● **Directions for this task**:
Exactly reproduce each record listed below.

— start Listed records —

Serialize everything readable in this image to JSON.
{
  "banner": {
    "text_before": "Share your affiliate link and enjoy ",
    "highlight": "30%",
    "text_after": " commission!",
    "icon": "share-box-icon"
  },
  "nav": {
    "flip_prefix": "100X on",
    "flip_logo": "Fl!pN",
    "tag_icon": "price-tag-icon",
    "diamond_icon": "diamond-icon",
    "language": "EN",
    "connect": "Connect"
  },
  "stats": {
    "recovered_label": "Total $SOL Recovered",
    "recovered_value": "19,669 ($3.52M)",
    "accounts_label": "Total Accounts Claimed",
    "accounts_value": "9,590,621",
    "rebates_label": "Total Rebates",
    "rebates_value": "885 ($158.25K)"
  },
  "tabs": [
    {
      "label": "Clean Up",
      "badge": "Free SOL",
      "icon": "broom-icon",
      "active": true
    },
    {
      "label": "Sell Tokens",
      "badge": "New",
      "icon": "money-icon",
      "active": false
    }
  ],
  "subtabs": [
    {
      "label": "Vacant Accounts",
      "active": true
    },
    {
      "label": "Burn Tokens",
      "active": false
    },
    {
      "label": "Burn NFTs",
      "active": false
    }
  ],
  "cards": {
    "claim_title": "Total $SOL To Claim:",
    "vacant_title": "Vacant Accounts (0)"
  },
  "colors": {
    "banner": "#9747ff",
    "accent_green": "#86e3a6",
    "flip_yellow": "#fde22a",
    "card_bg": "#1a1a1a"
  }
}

— end Listed records —

● **Exercise response**:
Serialize everything readable in this image to JSON.
{
  "banner": {
    "text_before": "Share your affiliate link and enjoy ",
    "highlight": "30%",
    "text_after": " commission!",
    "icon": "share-box-icon"
  },
  "nav": {
    "flip_prefix": "100X on",
    "flip_logo": "Fl!pN",
    "tag_icon": "price-tag-icon",
    "diamond_icon": "diamond-icon",
    "language": "EN",
    "connect": "Connect"
  },
  "stats": {
    "recovered_label": "Total $SOL Recovered",
    "recovered_value": "19,669 ($3.52M)",
    "accounts_label": "Total Accounts Claimed",
    "accounts_value": "9,590,621",
    "rebates_label": "Total Rebates",
    "rebates_value": "885 ($158.25K)"
  },
  "tabs": [
    {
      "label": "Clean Up",
      "badge": "Free SOL",
      "icon": "broom-icon",
      "active": true
    },
    {
      "label": "Sell Tokens",
      "badge": "New",
      "icon": "money-icon",
      "active": false
    }
  ],
  "subtabs": [
    {
      "label": "Vacant Accounts",
      "active": true
    },
    {
      "label": "Burn Tokens",
      "active": false
    },
    {
      "label": "Burn NFTs",
      "active": false
    }
  ],
  "cards": {
    "claim_title": "Total $SOL To Claim:",
    "vacant_title": "Vacant Accounts (0)"
  },
  "colors": {
    "banner": "#9747ff",
    "accent_green": "#86e3a6",
    "flip_yellow": "#fde22a",
    "card_bg": "#1a1a1a"
  }
}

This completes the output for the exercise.